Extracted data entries
● ● ● ●

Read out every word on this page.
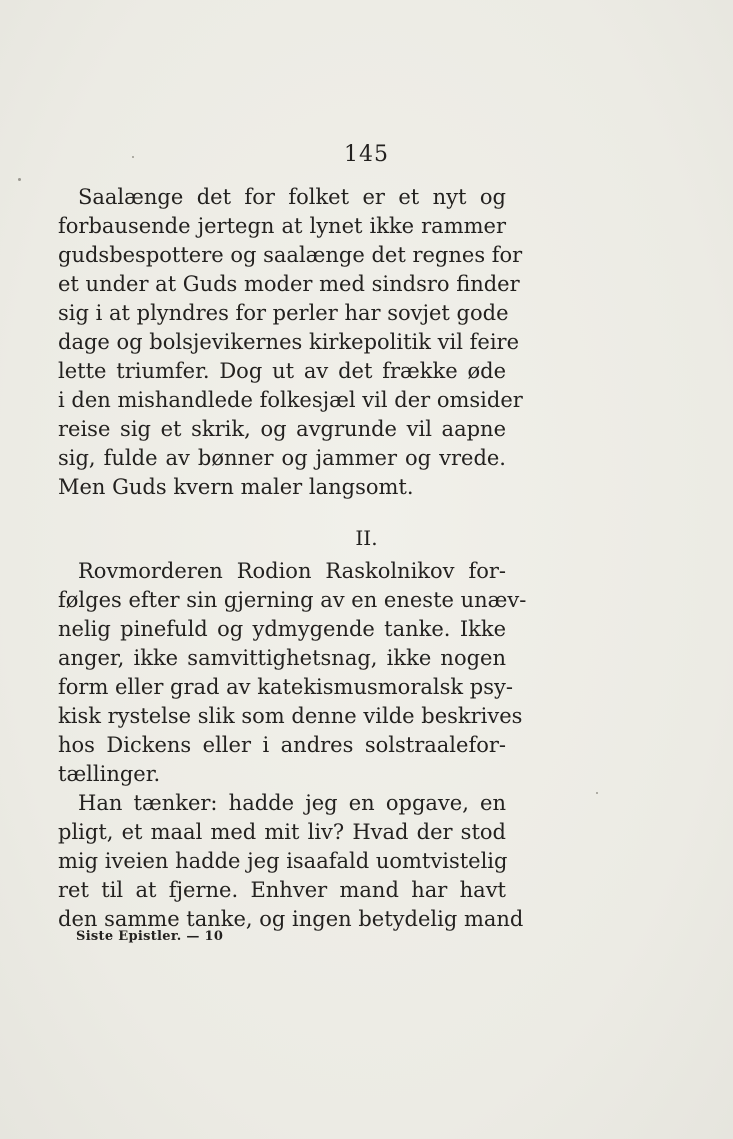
145
Saalænge det for folket er et nyt og
forbausende jertegn at lynet ikke rammer
gudsbespottere og saalænge det regnes for
et under at Guds moder med sindsro finder
sig i at plyndres for perler har sovjet gode
dage og bolsjevikernes kirkepolitik vil feire
lette triumfer. Dog ut av det frække øde
i den mishandlede folkesjæl vil der omsider
reise sig et skrik, og avgrunde vil aapne
sig, fulde av bønner og jammer og vrede.
Men Guds kvern maler langsomt.
II.
Rovmorderen Rodion Raskolnikov for-
følges efter sin gjerning av en eneste unæv-
nelig pinefuld og ydmygende tanke. Ikke
anger, ikke samvittighetsnag, ikke nogen
form eller grad av katekismusmoralsk psy-
kisk rystelse slik som denne vilde beskrives
hos Dickens eller i andres solstraalefor-
tællinger.
Han tænker: hadde jeg en opgave, en
pligt, et maal med mit liv? Hvad der stod
mig iveien hadde jeg isaafald uomtvistelig
ret til at fjerne. Enhver mand har havt
den samme tanke, og ingen betydelig mand
Siste Epistler. — 10
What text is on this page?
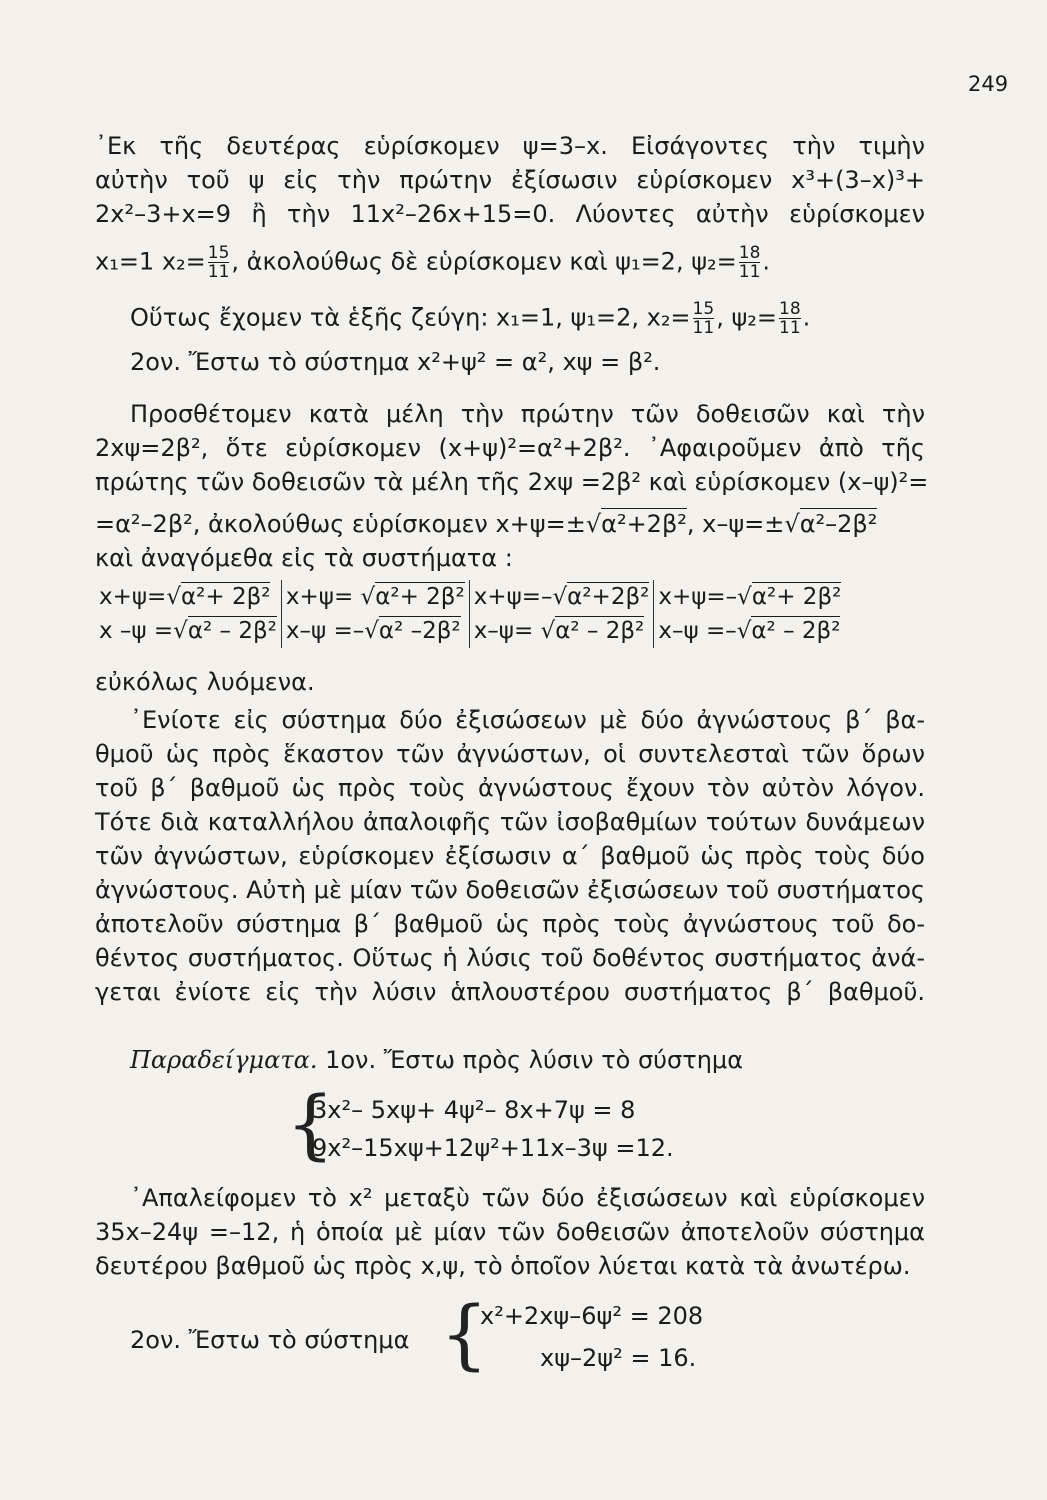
249
᾿Εκ τῆς δευτέρας εὑρίσκομεν ψ=3–x. Εἰσάγοντες τὴν τιμὴν
αὐτὴν τοῦ ψ εἰς τὴν πρώτην ἐξίσωσιν εὑρίσκομεν x³+(3–x)³+
2x²–3+x=9 ἢ τὴν 11x²–26x+15=0. Λύοντες αὐτὴν εὑρίσκομεν
x₁=1 $x_2= \frac{15}{11}$ , ἀκολούθως δὲ εὑρίσκομεν καὶ ψ₁=2, $\psi_2= \frac{18}{11}$ .
Οὕτως ἔχομεν τὰ ἑξῆς ζεύγη: x₁=1, ψ₁=2, $x_2= \frac{15}{11}$ , $\psi_2= \frac{18}{11}$ .
2ον. Ἔστω τὸ σύστημα x²+ψ² = α², xψ = β².
Προσθέτομεν κατὰ μέλη τὴν πρώτην τῶν δοθεισῶν καὶ τὴν
2xψ=2β², ὅτε εὑρίσκομεν (x+ψ)²=α²+2β². ᾿Αφαιροῦμεν ἀπὸ τῆς
πρώτης τῶν δοθεισῶν τὰ μέλη τῆς 2xψ =2β² καὶ εὑρίσκομεν (x–ψ)²=
=α²–2β², ἀκολούθως εὑρίσκομεν x+ψ=±√α²+2β², x–ψ=±√α²–2β²
καὶ ἀναγόμεθα εἰς τὰ συστήματα :
x+ψ=√α²+ 2β²	x+ψ= √α²+ 2β²	x+ψ=–√α²+2β²	x+ψ=–√α²+ 2β²
x –ψ =√α² – 2β²	x–ψ =–√α² –2β²	x–ψ= √α² – 2β²	x–ψ =–√α² – 2β²
εὐκόλως λυόμενα.
᾿Ενίοτε εἰς σύστημα δύο ἐξισώσεων μὲ δύο ἀγνώστους β΄ βα-
θμοῦ ὡς πρὸς ἕκαστον τῶν ἀγνώστων, οἱ συντελεσταὶ τῶν ὅρων
τοῦ β΄ βαθμοῦ ὡς πρὸς τοὺς ἀγνώστους ἔχουν τὸν αὐτὸν λόγον.
Τότε διὰ καταλλήλου ἀπαλοιφῆς τῶν ἰσοβαθμίων τούτων δυνάμεων
τῶν ἀγνώστων, εὑρίσκομεν ἐξίσωσιν α΄ βαθμοῦ ὡς πρὸς τοὺς δύο
ἀγνώστους. Αὐτὴ μὲ μίαν τῶν δοθεισῶν ἐξισώσεων τοῦ συστήματος
ἀποτελοῦν σύστημα β΄ βαθμοῦ ὡς πρὸς τοὺς ἀγνώστους τοῦ δο-
θέντος συστήματος. Οὕτως ἡ λύσις τοῦ δοθέντος συστήματος ἀνά-
γεται ἐνίοτε εἰς τὴν λύσιν ἁπλουστέρου συστήματος β΄ βαθμοῦ.
Παραδείγματα. 1ον. Ἔστω πρὸς λύσιν τὸ σύστημα
{
3x²– 5xψ+ 4ψ²– 8x+7ψ = 8
9x²–15xψ+12ψ²+11x–3ψ =12.
᾿Απαλείφομεν τὸ x² μεταξὺ τῶν δύο ἐξισώσεων καὶ εὑρίσκομεν
35x–24ψ =–12, ἡ ὁποία μὲ μίαν τῶν δοθεισῶν ἀποτελοῦν σύστημα
δευτέρου βαθμοῦ ὡς πρὸς x,ψ, τὸ ὁποῖον λύεται κατὰ τὰ ἀνωτέρω.
2ον. Ἔστω τὸ σύστημα {
x²+2xψ–6ψ² = 208
xψ–2ψ² = 16.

● ● ● ●

▶ [WHAT YOU HAVE TO DO]
Print each record exactly as it stands, leaving the images out.

▶ [WRITTEN SOLUTION]
Read out every word on this page.
145
Saalænge det for folket er et nyt og
forbausende jertegn at lynet ikke rammer
gudsbespottere og saalænge det regnes for
et under at Guds moder med sindsro finder
sig i at plyndres for perler har sovjet gode
dage og bolsjevikernes kirkepolitik vil feire
lette triumfer. Dog ut av det frække øde
i den mishandlede folkesjæl vil der omsider
reise sig et skrik, og avgrunde vil aapne
sig, fulde av bønner og jammer og vrede.
Men Guds kvern maler langsomt.
II.
Rovmorderen Rodion Raskolnikov for-
følges efter sin gjerning av en eneste unæv-
nelig pinefuld og ydmygende tanke. Ikke
anger, ikke samvittighetsnag, ikke nogen
form eller grad av katekismusmoralsk psy-
kisk rystelse slik som denne vilde beskrives
hos Dickens eller i andres solstraalefor-
tællinger.
Han tænker: hadde jeg en opgave, en
pligt, et maal med mit liv? Hvad der stod
mig iveien hadde jeg isaafald uomtvistelig
ret til at fjerne. Enhver mand har havt
den samme tanke, og ingen betydelig mand
Siste Epistler. — 10
What text is on this page?
249
᾿Εκ τῆς δευτέρας εὑρίσκομεν ψ=3–x. Εἰσάγοντες τὴν τιμὴν
αὐτὴν τοῦ ψ εἰς τὴν πρώτην ἐξίσωσιν εὑρίσκομεν x³+(3–x)³+
2x²–3+x=9 ἢ τὴν 11x²–26x+15=0. Λύοντες αὐτὴν εὑρίσκομεν
x₁=1 $x_2= \frac{15}{11}$ , ἀκολούθως δὲ εὑρίσκομεν καὶ ψ₁=2, $\psi_2= \frac{18}{11}$ .
Οὕτως ἔχομεν τὰ ἑξῆς ζεύγη: x₁=1, ψ₁=2, $x_2= \frac{15}{11}$ , $\psi_2= \frac{18}{11}$ .
2ον. Ἔστω τὸ σύστημα x²+ψ² = α², xψ = β².
Προσθέτομεν κατὰ μέλη τὴν πρώτην τῶν δοθεισῶν καὶ τὴν
2xψ=2β², ὅτε εὑρίσκομεν (x+ψ)²=α²+2β². ᾿Αφαιροῦμεν ἀπὸ τῆς
πρώτης τῶν δοθεισῶν τὰ μέλη τῆς 2xψ =2β² καὶ εὑρίσκομεν (x–ψ)²=
=α²–2β², ἀκολούθως εὑρίσκομεν x+ψ=±√α²+2β², x–ψ=±√α²–2β²
καὶ ἀναγόμεθα εἰς τὰ συστήματα :
x+ψ=√α²+ 2β²	x+ψ= √α²+ 2β²	x+ψ=–√α²+2β²	x+ψ=–√α²+ 2β²
x –ψ =√α² – 2β²	x–ψ =–√α² –2β²	x–ψ= √α² – 2β²	x–ψ =–√α² – 2β²
εὐκόλως λυόμενα.
᾿Ενίοτε εἰς σύστημα δύο ἐξισώσεων μὲ δύο ἀγνώστους β΄ βα-
θμοῦ ὡς πρὸς ἕκαστον τῶν ἀγνώστων, οἱ συντελεσταὶ τῶν ὅρων
τοῦ β΄ βαθμοῦ ὡς πρὸς τοὺς ἀγνώστους ἔχουν τὸν αὐτὸν λόγον.
Τότε διὰ καταλλήλου ἀπαλοιφῆς τῶν ἰσοβαθμίων τούτων δυνάμεων
τῶν ἀγνώστων, εὑρίσκομεν ἐξίσωσιν α΄ βαθμοῦ ὡς πρὸς τοὺς δύο
ἀγνώστους. Αὐτὴ μὲ μίαν τῶν δοθεισῶν ἐξισώσεων τοῦ συστήματος
ἀποτελοῦν σύστημα β΄ βαθμοῦ ὡς πρὸς τοὺς ἀγνώστους τοῦ δο-
θέντος συστήματος. Οὕτως ἡ λύσις τοῦ δοθέντος συστήματος ἀνά-
γεται ἐνίοτε εἰς τὴν λύσιν ἁπλουστέρου συστήματος β΄ βαθμοῦ.
Παραδείγματα. 1ον. Ἔστω πρὸς λύσιν τὸ σύστημα
{
3x²– 5xψ+ 4ψ²– 8x+7ψ = 8
9x²–15xψ+12ψ²+11x–3ψ =12.
᾿Απαλείφομεν τὸ x² μεταξὺ τῶν δύο ἐξισώσεων καὶ εὑρίσκομεν
35x–24ψ =–12, ἡ ὁποία μὲ μίαν τῶν δοθεισῶν ἀποτελοῦν σύστημα
δευτέρου βαθμοῦ ὡς πρὸς x,ψ, τὸ ὁποῖον λύεται κατὰ τὰ ἀνωτέρω.
2ον. Ἔστω τὸ σύστημα {
x²+2xψ–6ψ² = 208
xψ–2ψ² = 16.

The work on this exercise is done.